Instructions for the task :: Transcribe all of the data exactly. Omit the pictures.

Data for the task ::

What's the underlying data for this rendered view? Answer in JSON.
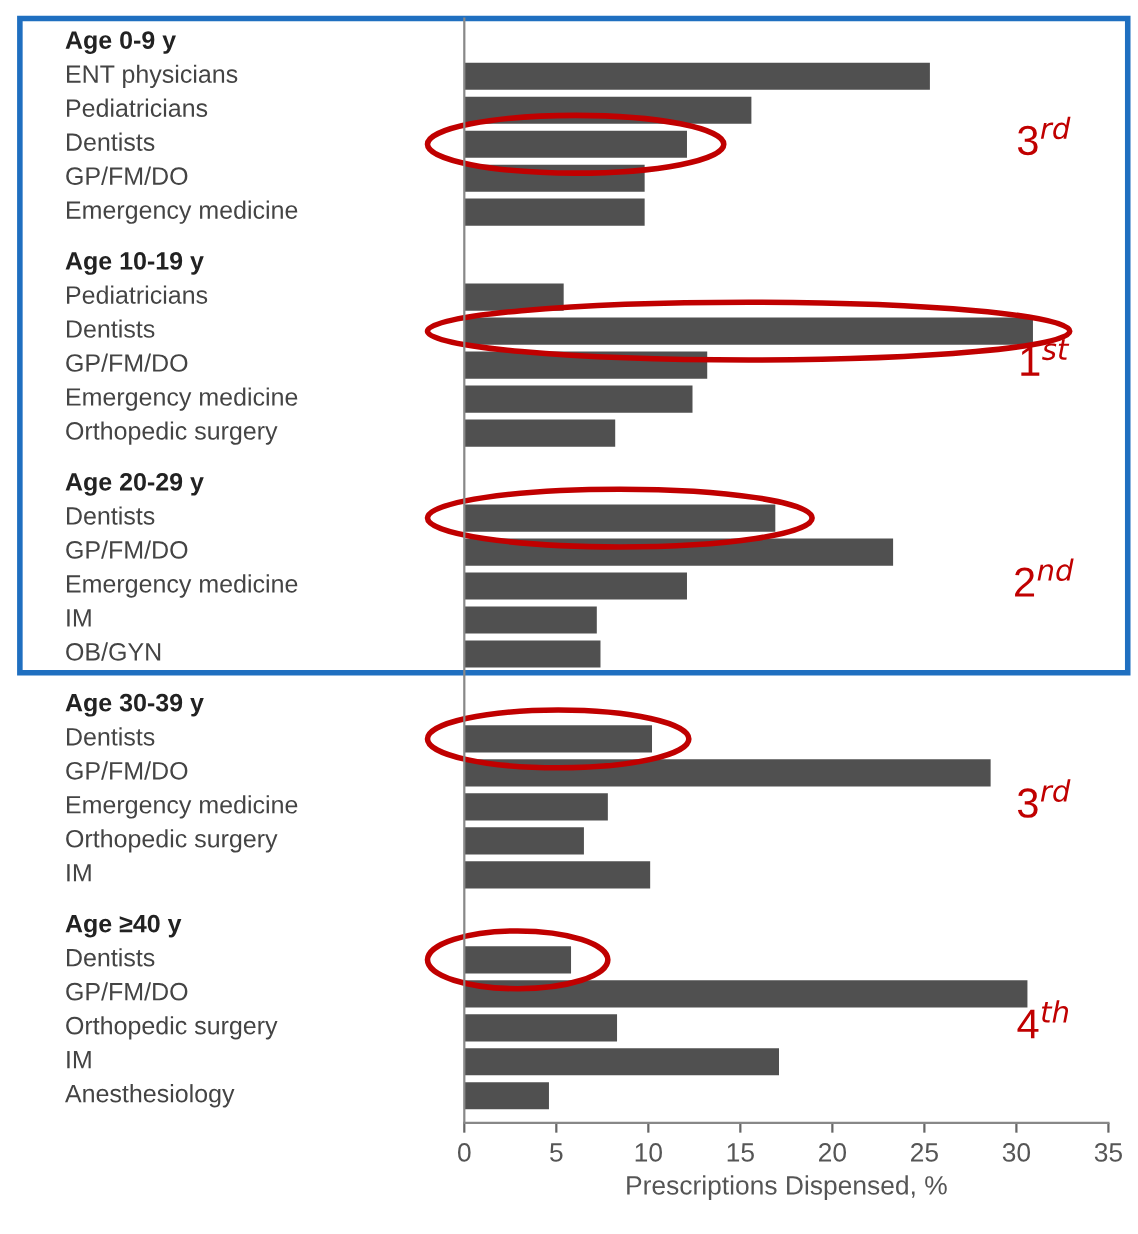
{
  "chart_data": {
    "type": "bar",
    "orientation": "horizontal",
    "xlabel": "Prescriptions Dispensed, %",
    "categories": [
      "Age 0-9 y",
      "ENT physicians",
      "Pediatricians",
      "Dentists",
      "GP/FM/DO",
      "Emergency medicine",
      "Age 10-19 y",
      "Pediatricians",
      "Dentists",
      "GP/FM/DO",
      "Emergency medicine",
      "Orthopedic surgery",
      "Age 20-29 y",
      "Dentists",
      "GP/FM/DO",
      "Emergency medicine",
      "IM",
      "OB/GYN",
      "Age 30-39 y",
      "Dentists",
      "GP/FM/DO",
      "Emergency medicine",
      "Orthopedic surgery",
      "IM",
      "Age ≥40 y",
      "Dentists",
      "GP/FM/DO",
      "Orthopedic surgery",
      "IM",
      "Anesthesiology"
    ],
    "values": [
      null,
      25.3,
      15.6,
      12.1,
      9.8,
      9.8,
      null,
      5.4,
      30.9,
      13.2,
      12.4,
      8.2,
      null,
      16.9,
      23.3,
      12.1,
      7.2,
      7.4,
      null,
      10.2,
      28.6,
      7.8,
      6.5,
      10.1,
      null,
      5.8,
      30.6,
      8.3,
      17.1,
      4.6
    ],
    "color": "#505050",
    "xlim": [
      0,
      35
    ],
    "xticks": [
      0,
      5,
      10,
      15,
      20,
      25,
      30,
      35
    ],
    "grid": false,
    "annotations": [
      "3$^{rd}$",
      "1$^{st}$",
      "2$^{nd}$",
      "3$^{rd}$",
      "4$^{th}$"
    ]
  }
}
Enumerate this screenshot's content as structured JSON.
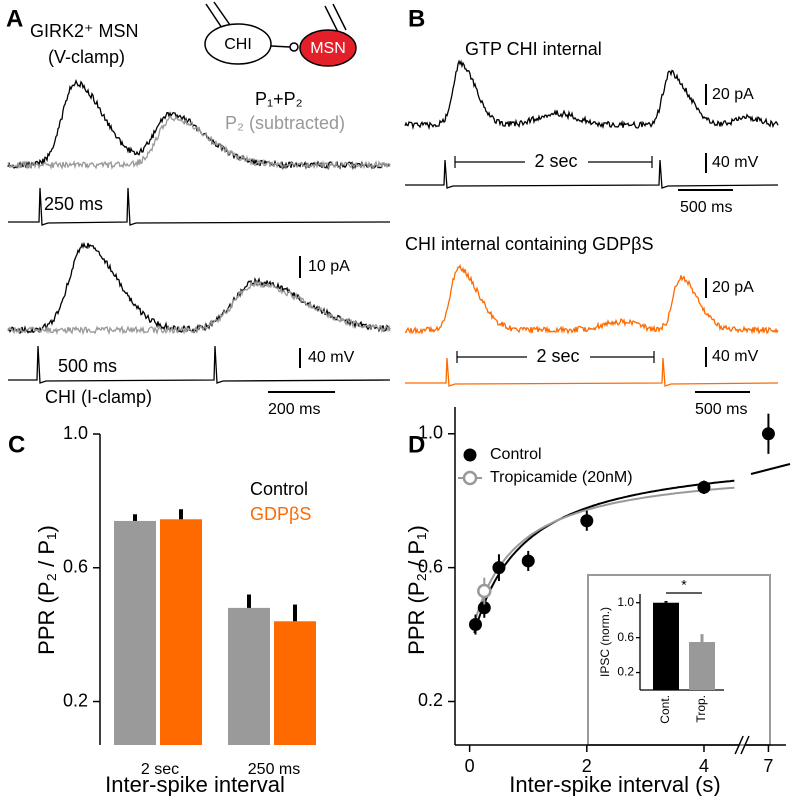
{
  "panels": {
    "A": {
      "letter": "A",
      "title": "GIRK2⁺ MSN",
      "subtitle": "(V-clamp)",
      "cells": [
        "CHI",
        "MSN"
      ],
      "legend": [
        "P₁+P₂",
        "P₂ (subtracted)"
      ],
      "intervals": [
        "250 ms",
        "500 ms"
      ],
      "scale_current": "10 pA",
      "scale_voltage": "40 mV",
      "scale_time": "200 ms",
      "recording": "CHI (I-clamp)"
    },
    "B": {
      "letter": "B",
      "rows": [
        {
          "title": "GTP CHI internal",
          "scale_current": "20 pA",
          "interval": "2 sec",
          "scale_voltage": "40 mV",
          "scale_time": "500 ms"
        },
        {
          "title": "CHI internal containing GDPβS",
          "scale_current": "20 pA",
          "interval": "2 sec",
          "scale_voltage": "40 mV",
          "scale_time": "500 ms"
        }
      ]
    }
  },
  "chart_data": [
    {
      "label": "C",
      "type": "bar",
      "ylabel": "PPR (P₂ / P₁)",
      "xlabel": "Inter-spike interval",
      "categories": [
        "2 sec",
        "250 ms"
      ],
      "series": [
        {
          "name": "Control",
          "color": "#9a9a9a",
          "values": [
            0.74,
            0.48
          ],
          "errors": [
            0.02,
            0.04
          ]
        },
        {
          "name": "GDPβS",
          "color": "#ff6a00",
          "values": [
            0.745,
            0.44
          ],
          "errors": [
            0.03,
            0.05
          ]
        }
      ],
      "ylim": [
        0.07,
        1.0
      ],
      "yticks": [
        0.2,
        0.6,
        {
          "value": 1,
          "label": "1.0"
        }
      ]
    },
    {
      "label": "D",
      "type": "scatter",
      "ylabel": "PPR (P₂ / P₁)",
      "xlabel": "Inter-spike interval (s)",
      "series": [
        {
          "name": "Control",
          "color": "#000000",
          "marker": "filled",
          "x": [
            0.1,
            0.25,
            0.5,
            1,
            2,
            4,
            7
          ],
          "values": [
            0.43,
            0.48,
            0.6,
            0.62,
            0.74,
            0.84,
            1.0
          ],
          "errors": [
            0.03,
            0.03,
            0.04,
            0.03,
            0.03,
            0.02,
            0.06
          ]
        },
        {
          "name": "Tropicamide (20nM)",
          "color": "#999999",
          "marker": "open",
          "x": [
            0.25
          ],
          "values": [
            0.53
          ],
          "errors": [
            0.04
          ]
        }
      ],
      "xlim": [
        -0.25,
        7.3
      ],
      "xbreak": [
        4.6,
        6.6
      ],
      "xticks": [
        0,
        2,
        4,
        7
      ],
      "ylim": [
        0.07,
        1.08
      ],
      "yticks": [
        0.2,
        0.6,
        {
          "value": 1,
          "label": "1.0"
        }
      ]
    },
    {
      "type": "bar",
      "ylabel": "IPSC (norm.)",
      "categories": [
        "Cont.",
        "Trop."
      ],
      "values": [
        1.0,
        0.55
      ],
      "errors": [
        0.02,
        0.09
      ],
      "colors": [
        "#000000",
        "#999999"
      ],
      "ylim": [
        0,
        1.1
      ],
      "yticks": [
        0.2,
        0.6,
        {
          "value": 1,
          "label": "1.0"
        }
      ],
      "annotation": "*"
    }
  ]
}
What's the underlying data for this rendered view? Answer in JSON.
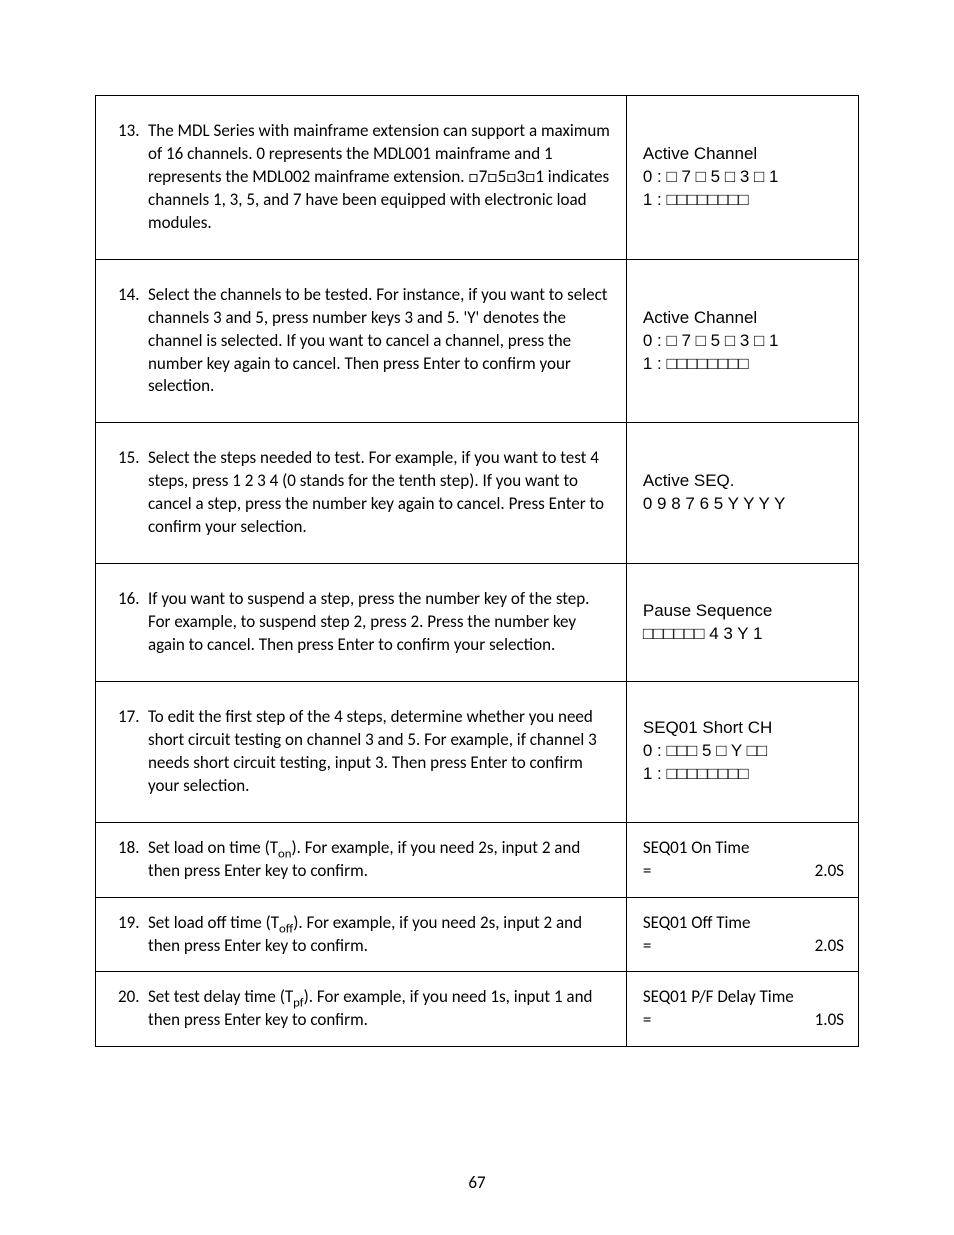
{
  "page_number": "67",
  "box": "□",
  "rows": [
    {
      "num": "13.",
      "text_html": "The MDL Series with mainframe extension can support a maximum of 16 channels. 0 represents the MDL001 mainframe and 1 represents the MDL002 mainframe extension. □7□5□3□1 indicates channels 1, 3, 5, and 7 have been equipped with electronic load modules.",
      "display": [
        "Active Channel",
        "0 : □ 7 □ 5 □ 3 □ 1",
        "1 : □□□□□□□□"
      ],
      "tight": false
    },
    {
      "num": "14.",
      "text_html": "Select the channels to be tested. For instance, if you want to select channels 3 and 5, press number keys 3 and 5. 'Y' denotes the channel is selected.  If you want to cancel a channel, press the number key again to cancel. Then press Enter to confirm your selection.",
      "display": [
        "Active Channel",
        "0 : □ 7 □ 5 □ 3 □ 1",
        "1 : □□□□□□□□"
      ],
      "tight": false
    },
    {
      "num": "15.",
      "text_html": "Select the steps needed to test. For example, if you want to test 4 steps, press 1 2 3 4 (0 stands for the tenth step). If you want to cancel a step, press the number key again to cancel. Press Enter to confirm your selection.",
      "display": [
        "Active SEQ.",
        "0 9 8 7 6 5 Y Y Y Y"
      ],
      "tight": false
    },
    {
      "num": "16.",
      "text_html": "If you want to suspend a step, press the number key of the step. For example, to suspend step 2, press 2. Press the number key again to cancel. Then press Enter to confirm your selection.",
      "display": [
        "Pause Sequence",
        "□□□□□□ 4 3 Y 1"
      ],
      "tight": false
    },
    {
      "num": "17.",
      "text_html": "To edit the first step of the 4 steps, determine whether you need short circuit testing on channel 3 and 5. For example, if channel 3 needs short circuit testing, input 3. Then press Enter to confirm your selection.",
      "display": [
        "SEQ01 Short CH",
        "0 : □□□ 5 □ Y □□",
        "1 : □□□□□□□□"
      ],
      "tight": false
    },
    {
      "num": "18.",
      "text_html": "Set load on time (T<span class=\"sub\">on</span>). For example, if you need 2s, input 2 and then press Enter key to confirm.",
      "display_kv": {
        "title": "SEQ01 On Time",
        "eq": "=",
        "val": "2.0S"
      },
      "tight": true
    },
    {
      "num": "19.",
      "text_html": "Set load off time (T<span class=\"sub\">off</span>). For example, if you need 2s, input 2 and then press Enter key to confirm.",
      "display_kv": {
        "title": "SEQ01 Off Time",
        "eq": "=",
        "val": "2.0S"
      },
      "tight": true
    },
    {
      "num": "20.",
      "text_html": "Set test delay time (T<span class=\"sub\">pf</span>). For example, if you need 1s, input 1 and then press Enter key to confirm.",
      "display_kv": {
        "title": "SEQ01  P/F Delay Time",
        "eq": "=",
        "val": "1.0S"
      },
      "tight": true
    }
  ]
}
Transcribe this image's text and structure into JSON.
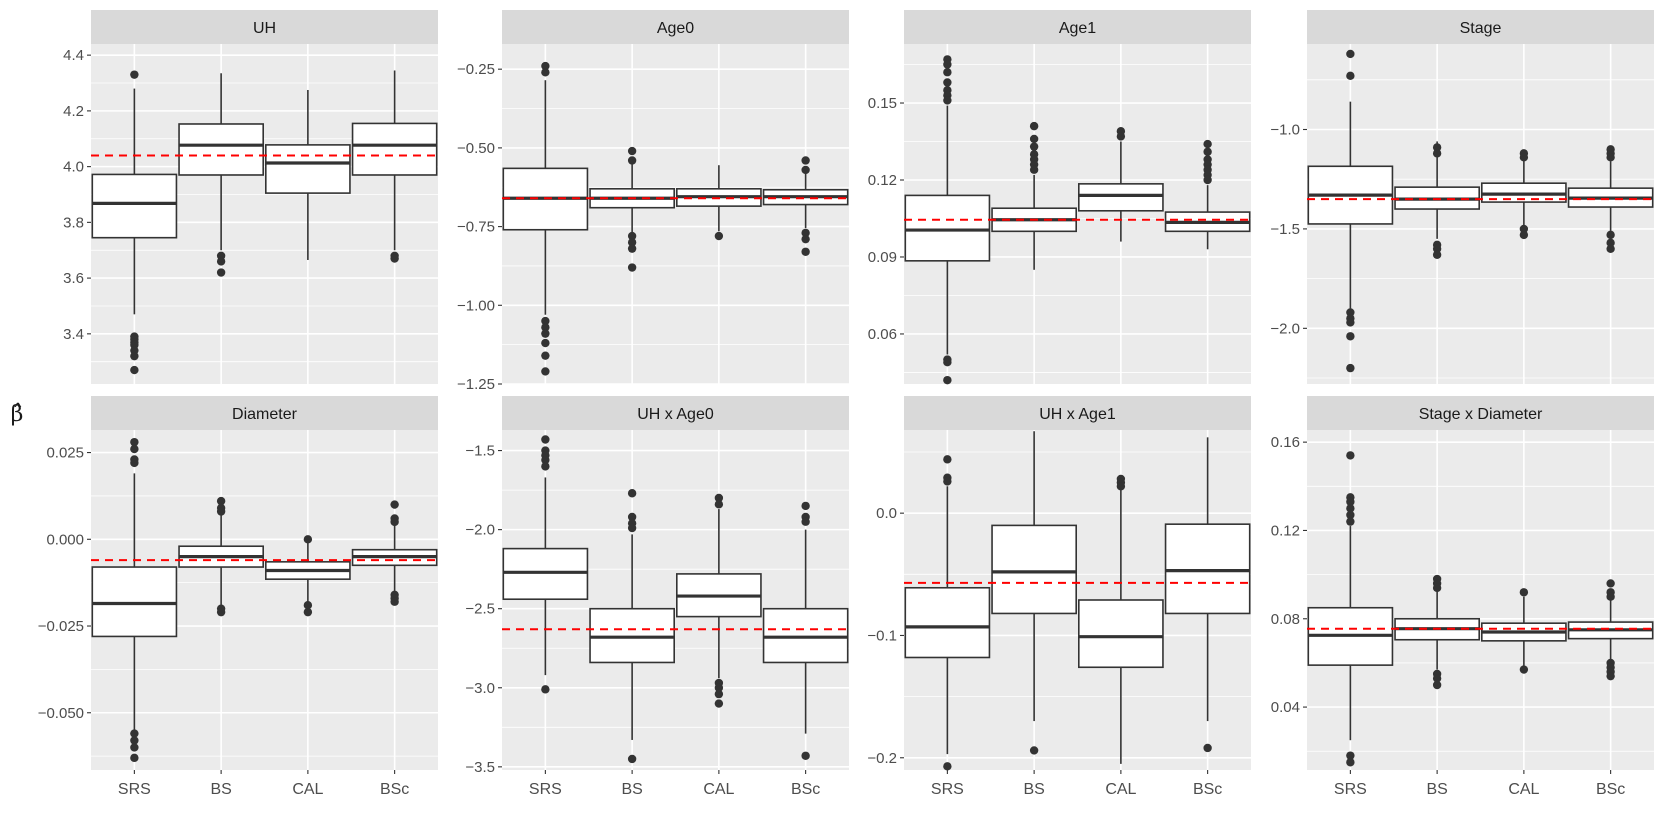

Complete response ::
What's the underlying data for this rendered view? Answer in JSON.
{
  "chart_data": {
    "type": "bar",
    "orientation": "horizontal",
    "xlabel": "Prescriptions Dispensed, %",
    "categories": [
      "Age 0-9 y",
      "ENT physicians",
      "Pediatricians",
      "Dentists",
      "GP/FM/DO",
      "Emergency medicine",
      "Age 10-19 y",
      "Pediatricians",
      "Dentists",
      "GP/FM/DO",
      "Emergency medicine",
      "Orthopedic surgery",
      "Age 20-29 y",
      "Dentists",
      "GP/FM/DO",
      "Emergency medicine",
      "IM",
      "OB/GYN",
      "Age 30-39 y",
      "Dentists",
      "GP/FM/DO",
      "Emergency medicine",
      "Orthopedic surgery",
      "IM",
      "Age ≥40 y",
      "Dentists",
      "GP/FM/DO",
      "Orthopedic surgery",
      "IM",
      "Anesthesiology"
    ],
    "values": [
      null,
      25.3,
      15.6,
      12.1,
      9.8,
      9.8,
      null,
      5.4,
      30.9,
      13.2,
      12.4,
      8.2,
      null,
      16.9,
      23.3,
      12.1,
      7.2,
      7.4,
      null,
      10.2,
      28.6,
      7.8,
      6.5,
      10.1,
      null,
      5.8,
      30.6,
      8.3,
      17.1,
      4.6
    ],
    "color": "#505050",
    "xlim": [
      0,
      35
    ],
    "xticks": [
      0,
      5,
      10,
      15,
      20,
      25,
      30,
      35
    ],
    "grid": false,
    "annotations": [
      "3$^{rd}$",
      "1$^{st}$",
      "2$^{nd}$",
      "3$^{rd}$",
      "4$^{th}$"
    ]
  }
}
Enumerate this screenshot's content as structured JSON.
{
  "panels": {
    "A": {
      "letter": "A",
      "title": "GIRK2⁺ MSN",
      "subtitle": "(V-clamp)",
      "cells": [
        "CHI",
        "MSN"
      ],
      "legend": [
        "P₁+P₂",
        "P₂ (subtracted)"
      ],
      "intervals": [
        "250 ms",
        "500 ms"
      ],
      "scale_current": "10 pA",
      "scale_voltage": "40 mV",
      "scale_time": "200 ms",
      "recording": "CHI (I-clamp)"
    },
    "B": {
      "letter": "B",
      "rows": [
        {
          "title": "GTP CHI internal",
          "scale_current": "20 pA",
          "interval": "2 sec",
          "scale_voltage": "40 mV",
          "scale_time": "500 ms"
        },
        {
          "title": "CHI internal containing GDPβS",
          "scale_current": "20 pA",
          "interval": "2 sec",
          "scale_voltage": "40 mV",
          "scale_time": "500 ms"
        }
      ]
    }
  },
  "chart_data": [
    {
      "label": "C",
      "type": "bar",
      "ylabel": "PPR (P₂ / P₁)",
      "xlabel": "Inter-spike interval",
      "categories": [
        "2 sec",
        "250 ms"
      ],
      "series": [
        {
          "name": "Control",
          "color": "#9a9a9a",
          "values": [
            0.74,
            0.48
          ],
          "errors": [
            0.02,
            0.04
          ]
        },
        {
          "name": "GDPβS",
          "color": "#ff6a00",
          "values": [
            0.745,
            0.44
          ],
          "errors": [
            0.03,
            0.05
          ]
        }
      ],
      "ylim": [
        0.07,
        1.0
      ],
      "yticks": [
        0.2,
        0.6,
        {
          "value": 1,
          "label": "1.0"
        }
      ]
    },
    {
      "label": "D",
      "type": "scatter",
      "ylabel": "PPR (P₂ / P₁)",
      "xlabel": "Inter-spike interval (s)",
      "series": [
        {
          "name": "Control",
          "color": "#000000",
          "marker": "filled",
          "x": [
            0.1,
            0.25,
            0.5,
            1,
            2,
            4,
            7
          ],
          "values": [
            0.43,
            0.48,
            0.6,
            0.62,
            0.74,
            0.84,
            1.0
          ],
          "errors": [
            0.03,
            0.03,
            0.04,
            0.03,
            0.03,
            0.02,
            0.06
          ]
        },
        {
          "name": "Tropicamide (20nM)",
          "color": "#999999",
          "marker": "open",
          "x": [
            0.25
          ],
          "values": [
            0.53
          ],
          "errors": [
            0.04
          ]
        }
      ],
      "xlim": [
        -0.25,
        7.3
      ],
      "xbreak": [
        4.6,
        6.6
      ],
      "xticks": [
        0,
        2,
        4,
        7
      ],
      "ylim": [
        0.07,
        1.08
      ],
      "yticks": [
        0.2,
        0.6,
        {
          "value": 1,
          "label": "1.0"
        }
      ]
    },
    {
      "type": "bar",
      "ylabel": "IPSC (norm.)",
      "categories": [
        "Cont.",
        "Trop."
      ],
      "values": [
        1.0,
        0.55
      ],
      "errors": [
        0.02,
        0.09
      ],
      "colors": [
        "#000000",
        "#999999"
      ],
      "ylim": [
        0,
        1.1
      ],
      "yticks": [
        0.2,
        0.6,
        {
          "value": 1,
          "label": "1.0"
        }
      ],
      "annotation": "*"
    }
  ]
}
What's the underlying data for this rendered view? Answer in JSON.
{
  "page_number": "67",
  "box": "□",
  "rows": [
    {
      "num": "13.",
      "text_html": "The MDL Series with mainframe extension can support a maximum of 16 channels. 0 represents the MDL001 mainframe and 1 represents the MDL002 mainframe extension. □7□5□3□1 indicates channels 1, 3, 5, and 7 have been equipped with electronic load modules.",
      "display": [
        "Active Channel",
        "0 : □ 7 □ 5 □ 3 □ 1",
        "1 : □□□□□□□□"
      ],
      "tight": false
    },
    {
      "num": "14.",
      "text_html": "Select the channels to be tested. For instance, if you want to select channels 3 and 5, press number keys 3 and 5. 'Y' denotes the channel is selected.  If you want to cancel a channel, press the number key again to cancel. Then press Enter to confirm your selection.",
      "display": [
        "Active Channel",
        "0 : □ 7 □ 5 □ 3 □ 1",
        "1 : □□□□□□□□"
      ],
      "tight": false
    },
    {
      "num": "15.",
      "text_html": "Select the steps needed to test. For example, if you want to test 4 steps, press 1 2 3 4 (0 stands for the tenth step). If you want to cancel a step, press the number key again to cancel. Press Enter to confirm your selection.",
      "display": [
        "Active SEQ.",
        "0 9 8 7 6 5 Y Y Y Y"
      ],
      "tight": false
    },
    {
      "num": "16.",
      "text_html": "If you want to suspend a step, press the number key of the step. For example, to suspend step 2, press 2. Press the number key again to cancel. Then press Enter to confirm your selection.",
      "display": [
        "Pause Sequence",
        "□□□□□□ 4 3 Y 1"
      ],
      "tight": false
    },
    {
      "num": "17.",
      "text_html": "To edit the first step of the 4 steps, determine whether you need short circuit testing on channel 3 and 5. For example, if channel 3 needs short circuit testing, input 3. Then press Enter to confirm your selection.",
      "display": [
        "SEQ01 Short CH",
        "0 : □□□ 5 □ Y □□",
        "1 : □□□□□□□□"
      ],
      "tight": false
    },
    {
      "num": "18.",
      "text_html": "Set load on time (T<span class=\"sub\">on</span>). For example, if you need 2s, input 2 and then press Enter key to confirm.",
      "display_kv": {
        "title": "SEQ01 On Time",
        "eq": "=",
        "val": "2.0S"
      },
      "tight": true
    },
    {
      "num": "19.",
      "text_html": "Set load off time (T<span class=\"sub\">off</span>). For example, if you need 2s, input 2 and then press Enter key to confirm.",
      "display_kv": {
        "title": "SEQ01 Off Time",
        "eq": "=",
        "val": "2.0S"
      },
      "tight": true
    },
    {
      "num": "20.",
      "text_html": "Set test delay time (T<span class=\"sub\">pf</span>). For example, if you need 1s, input 1 and then press Enter key to confirm.",
      "display_kv": {
        "title": "SEQ01  P/F Delay Time",
        "eq": "=",
        "val": "1.0S"
      },
      "tight": true
    }
  ]
}
Transcribe this image's text and structure into JSON.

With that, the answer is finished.